■ **What is being asked**: Reproduce every entry exactly and leave its pictures out.

■ **Data for processing**:

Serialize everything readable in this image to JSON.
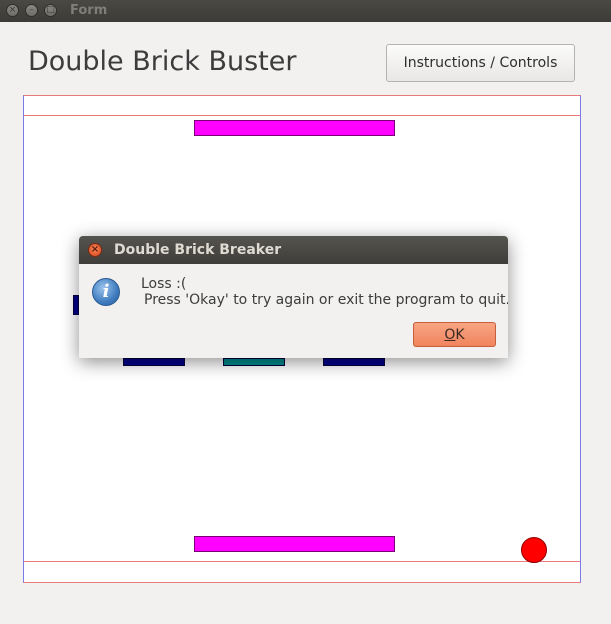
{
  "window": {
    "title": "Form",
    "controls": [
      "close",
      "minimize",
      "maximize"
    ]
  },
  "app": {
    "title": "Double Brick Buster",
    "instructions_button": "Instructions / Controls"
  },
  "game": {
    "colors": {
      "paddle": "#ff00ff",
      "brick_blue": "#00008b",
      "brick_teal": "#008b8b",
      "ball": "#ff0000"
    }
  },
  "dialog": {
    "title": "Double Brick Breaker",
    "message_line1": "Loss :(",
    "message_line2": "Press 'Okay' to try again or exit the program to quit.",
    "ok_button_mnemonic": "O",
    "ok_button_rest": "K",
    "icon": "info-icon"
  }
}
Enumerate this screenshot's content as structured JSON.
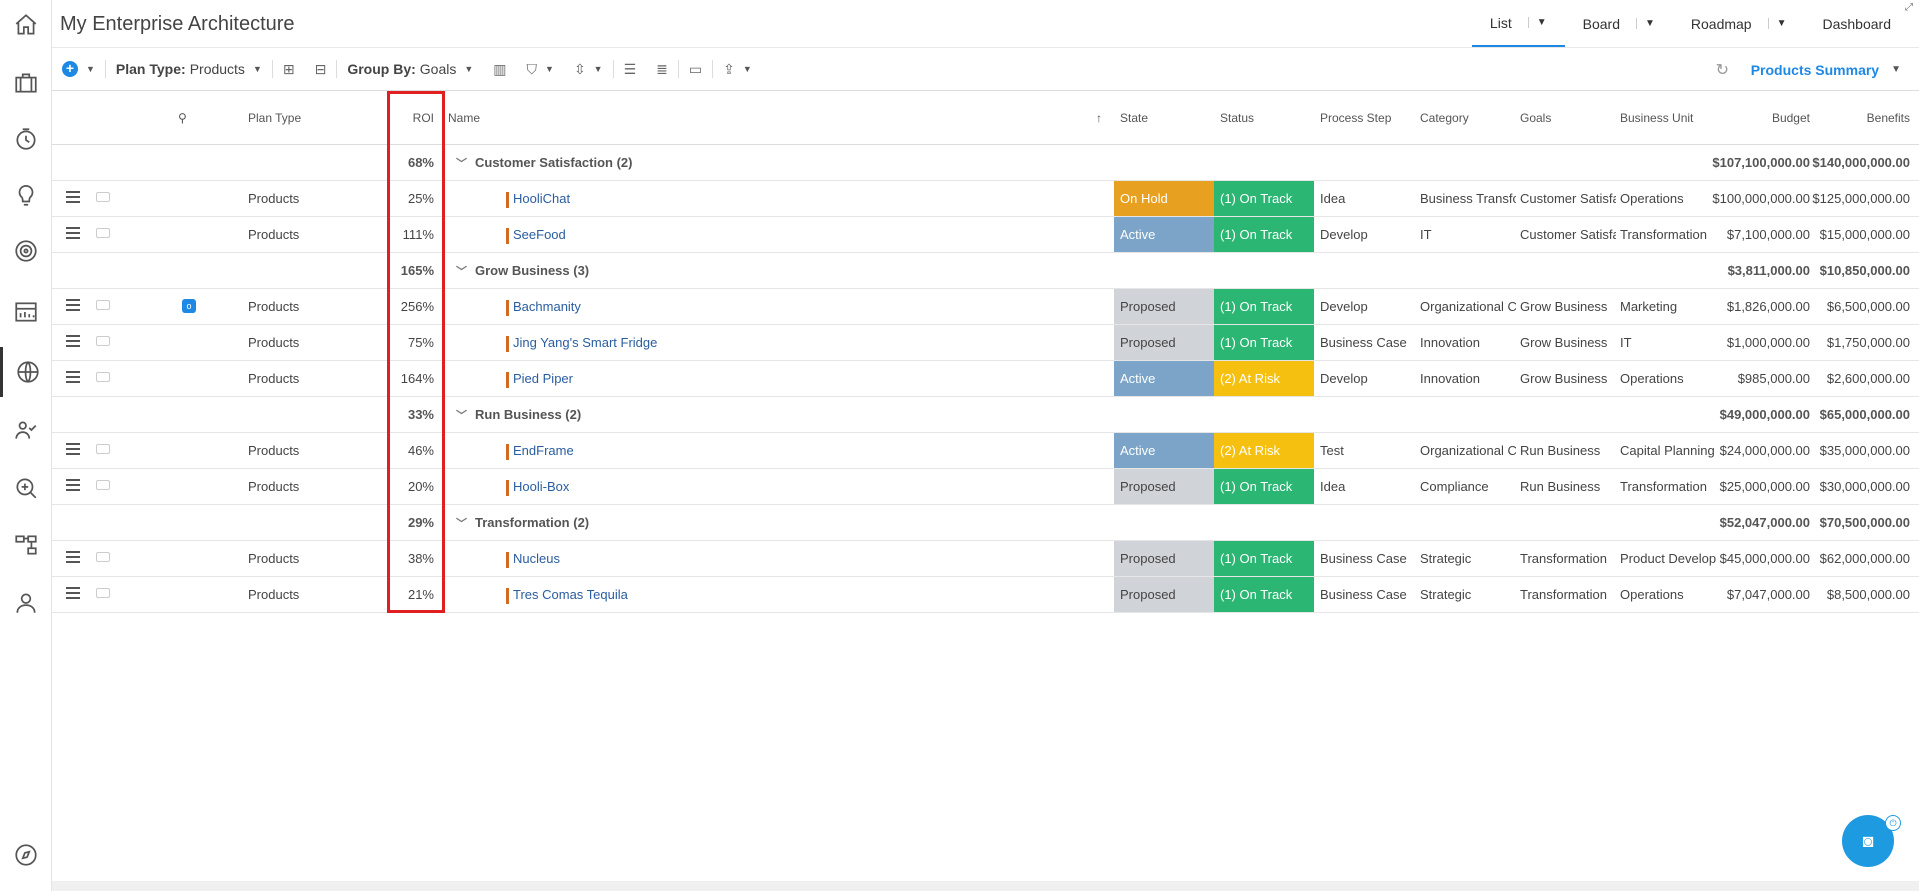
{
  "header": {
    "title": "My Enterprise Architecture",
    "views": [
      {
        "label": "List",
        "active": true
      },
      {
        "label": "Board"
      },
      {
        "label": "Roadmap"
      },
      {
        "label": "Dashboard"
      }
    ]
  },
  "toolbar": {
    "plan_type_label": "Plan Type:",
    "plan_type_value": "Products",
    "group_by_label": "Group By:",
    "group_by_value": "Goals",
    "summary_label": "Products Summary"
  },
  "columns": {
    "plan_type": "Plan Type",
    "roi": "ROI",
    "name": "Name",
    "state": "State",
    "status": "Status",
    "process_step": "Process Step",
    "category": "Category",
    "goals": "Goals",
    "business_unit": "Business Unit",
    "budget": "Budget",
    "benefits": "Benefits"
  },
  "groups": [
    {
      "name": "Customer Satisfaction (2)",
      "roi": "68%",
      "budget": "$107,100,000.00",
      "benefits": "$140,000,000.00",
      "rows": [
        {
          "plan_type": "Products",
          "roi": "25%",
          "name": "HooliChat",
          "state": "On Hold",
          "status": "(1) On Track",
          "process_step": "Idea",
          "category": "Business Transfo",
          "goals": "Customer Satisfa",
          "business_unit": "Operations",
          "budget": "$100,000,000.00",
          "benefits": "$125,000,000.00"
        },
        {
          "plan_type": "Products",
          "roi": "111%",
          "name": "SeeFood",
          "state": "Active",
          "status": "(1) On Track",
          "process_step": "Develop",
          "category": "IT",
          "goals": "Customer Satisfa",
          "business_unit": "Transformation",
          "budget": "$7,100,000.00",
          "benefits": "$15,000,000.00"
        }
      ]
    },
    {
      "name": "Grow Business (3)",
      "roi": "165%",
      "budget": "$3,811,000.00",
      "benefits": "$10,850,000.00",
      "rows": [
        {
          "plan_type": "Products",
          "roi": "256%",
          "name": "Bachmanity",
          "state": "Proposed",
          "status": "(1) On Track",
          "process_step": "Develop",
          "category": "Organizational C",
          "goals": "Grow Business",
          "business_unit": "Marketing",
          "budget": "$1,826,000.00",
          "benefits": "$6,500,000.00",
          "flag": "o"
        },
        {
          "plan_type": "Products",
          "roi": "75%",
          "name": "Jing Yang's Smart Fridge",
          "state": "Proposed",
          "status": "(1) On Track",
          "process_step": "Business Case",
          "category": "Innovation",
          "goals": "Grow Business",
          "business_unit": "IT",
          "budget": "$1,000,000.00",
          "benefits": "$1,750,000.00"
        },
        {
          "plan_type": "Products",
          "roi": "164%",
          "name": "Pied Piper",
          "state": "Active",
          "status": "(2) At Risk",
          "process_step": "Develop",
          "category": "Innovation",
          "goals": "Grow Business",
          "business_unit": "Operations",
          "budget": "$985,000.00",
          "benefits": "$2,600,000.00"
        }
      ]
    },
    {
      "name": "Run Business (2)",
      "roi": "33%",
      "budget": "$49,000,000.00",
      "benefits": "$65,000,000.00",
      "rows": [
        {
          "plan_type": "Products",
          "roi": "46%",
          "name": "EndFrame",
          "state": "Active",
          "status": "(2) At Risk",
          "process_step": "Test",
          "category": "Organizational C",
          "goals": "Run Business",
          "business_unit": "Capital Planning",
          "budget": "$24,000,000.00",
          "benefits": "$35,000,000.00"
        },
        {
          "plan_type": "Products",
          "roi": "20%",
          "name": "Hooli-Box",
          "state": "Proposed",
          "status": "(1) On Track",
          "process_step": "Idea",
          "category": "Compliance",
          "goals": "Run Business",
          "business_unit": "Transformation",
          "budget": "$25,000,000.00",
          "benefits": "$30,000,000.00"
        }
      ]
    },
    {
      "name": "Transformation (2)",
      "roi": "29%",
      "budget": "$52,047,000.00",
      "benefits": "$70,500,000.00",
      "rows": [
        {
          "plan_type": "Products",
          "roi": "38%",
          "name": "Nucleus",
          "state": "Proposed",
          "status": "(1) On Track",
          "process_step": "Business Case",
          "category": "Strategic",
          "goals": "Transformation",
          "business_unit": "Product Develop",
          "budget": "$45,000,000.00",
          "benefits": "$62,000,000.00"
        },
        {
          "plan_type": "Products",
          "roi": "21%",
          "name": "Tres Comas Tequila",
          "state": "Proposed",
          "status": "(1) On Track",
          "process_step": "Business Case",
          "category": "Strategic",
          "goals": "Transformation",
          "business_unit": "Operations",
          "budget": "$7,047,000.00",
          "benefits": "$8,500,000.00"
        }
      ]
    }
  ],
  "colors": {
    "On Hold": "#e8a020",
    "Active": "#7ba4c8",
    "Proposed": "#d0d3d8",
    "(1) On Track": "#2bb673",
    "(2) At Risk": "#f5c010"
  }
}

■ **Reply to the exercise**:
Serialize everything readable in this image to JSON.
{
  "window": {
    "title": "Form",
    "controls": [
      "close",
      "minimize",
      "maximize"
    ]
  },
  "app": {
    "title": "Double Brick Buster",
    "instructions_button": "Instructions / Controls"
  },
  "game": {
    "colors": {
      "paddle": "#ff00ff",
      "brick_blue": "#00008b",
      "brick_teal": "#008b8b",
      "ball": "#ff0000"
    }
  },
  "dialog": {
    "title": "Double Brick Breaker",
    "message_line1": "Loss :(",
    "message_line2": "Press 'Okay' to try again or exit the program to quit.",
    "ok_button_mnemonic": "O",
    "ok_button_rest": "K",
    "icon": "info-icon"
  }
}
Enumerate this screenshot's content as structured JSON.
{
  "header": {
    "title": "My Enterprise Architecture",
    "views": [
      {
        "label": "List",
        "active": true
      },
      {
        "label": "Board"
      },
      {
        "label": "Roadmap"
      },
      {
        "label": "Dashboard"
      }
    ]
  },
  "toolbar": {
    "plan_type_label": "Plan Type:",
    "plan_type_value": "Products",
    "group_by_label": "Group By:",
    "group_by_value": "Goals",
    "summary_label": "Products Summary"
  },
  "columns": {
    "plan_type": "Plan Type",
    "roi": "ROI",
    "name": "Name",
    "state": "State",
    "status": "Status",
    "process_step": "Process Step",
    "category": "Category",
    "goals": "Goals",
    "business_unit": "Business Unit",
    "budget": "Budget",
    "benefits": "Benefits"
  },
  "groups": [
    {
      "name": "Customer Satisfaction (2)",
      "roi": "68%",
      "budget": "$107,100,000.00",
      "benefits": "$140,000,000.00",
      "rows": [
        {
          "plan_type": "Products",
          "roi": "25%",
          "name": "HooliChat",
          "state": "On Hold",
          "status": "(1) On Track",
          "process_step": "Idea",
          "category": "Business Transfo",
          "goals": "Customer Satisfa",
          "business_unit": "Operations",
          "budget": "$100,000,000.00",
          "benefits": "$125,000,000.00"
        },
        {
          "plan_type": "Products",
          "roi": "111%",
          "name": "SeeFood",
          "state": "Active",
          "status": "(1) On Track",
          "process_step": "Develop",
          "category": "IT",
          "goals": "Customer Satisfa",
          "business_unit": "Transformation",
          "budget": "$7,100,000.00",
          "benefits": "$15,000,000.00"
        }
      ]
    },
    {
      "name": "Grow Business (3)",
      "roi": "165%",
      "budget": "$3,811,000.00",
      "benefits": "$10,850,000.00",
      "rows": [
        {
          "plan_type": "Products",
          "roi": "256%",
          "name": "Bachmanity",
          "state": "Proposed",
          "status": "(1) On Track",
          "process_step": "Develop",
          "category": "Organizational C",
          "goals": "Grow Business",
          "business_unit": "Marketing",
          "budget": "$1,826,000.00",
          "benefits": "$6,500,000.00",
          "flag": "o"
        },
        {
          "plan_type": "Products",
          "roi": "75%",
          "name": "Jing Yang's Smart Fridge",
          "state": "Proposed",
          "status": "(1) On Track",
          "process_step": "Business Case",
          "category": "Innovation",
          "goals": "Grow Business",
          "business_unit": "IT",
          "budget": "$1,000,000.00",
          "benefits": "$1,750,000.00"
        },
        {
          "plan_type": "Products",
          "roi": "164%",
          "name": "Pied Piper",
          "state": "Active",
          "status": "(2) At Risk",
          "process_step": "Develop",
          "category": "Innovation",
          "goals": "Grow Business",
          "business_unit": "Operations",
          "budget": "$985,000.00",
          "benefits": "$2,600,000.00"
        }
      ]
    },
    {
      "name": "Run Business (2)",
      "roi": "33%",
      "budget": "$49,000,000.00",
      "benefits": "$65,000,000.00",
      "rows": [
        {
          "plan_type": "Products",
          "roi": "46%",
          "name": "EndFrame",
          "state": "Active",
          "status": "(2) At Risk",
          "process_step": "Test",
          "category": "Organizational C",
          "goals": "Run Business",
          "business_unit": "Capital Planning",
          "budget": "$24,000,000.00",
          "benefits": "$35,000,000.00"
        },
        {
          "plan_type": "Products",
          "roi": "20%",
          "name": "Hooli-Box",
          "state": "Proposed",
          "status": "(1) On Track",
          "process_step": "Idea",
          "category": "Compliance",
          "goals": "Run Business",
          "business_unit": "Transformation",
          "budget": "$25,000,000.00",
          "benefits": "$30,000,000.00"
        }
      ]
    },
    {
      "name": "Transformation (2)",
      "roi": "29%",
      "budget": "$52,047,000.00",
      "benefits": "$70,500,000.00",
      "rows": [
        {
          "plan_type": "Products",
          "roi": "38%",
          "name": "Nucleus",
          "state": "Proposed",
          "status": "(1) On Track",
          "process_step": "Business Case",
          "category": "Strategic",
          "goals": "Transformation",
          "business_unit": "Product Develop",
          "budget": "$45,000,000.00",
          "benefits": "$62,000,000.00"
        },
        {
          "plan_type": "Products",
          "roi": "21%",
          "name": "Tres Comas Tequila",
          "state": "Proposed",
          "status": "(1) On Track",
          "process_step": "Business Case",
          "category": "Strategic",
          "goals": "Transformation",
          "business_unit": "Operations",
          "budget": "$7,047,000.00",
          "benefits": "$8,500,000.00"
        }
      ]
    }
  ],
  "colors": {
    "On Hold": "#e8a020",
    "Active": "#7ba4c8",
    "Proposed": "#d0d3d8",
    "(1) On Track": "#2bb673",
    "(2) At Risk": "#f5c010"
  }
}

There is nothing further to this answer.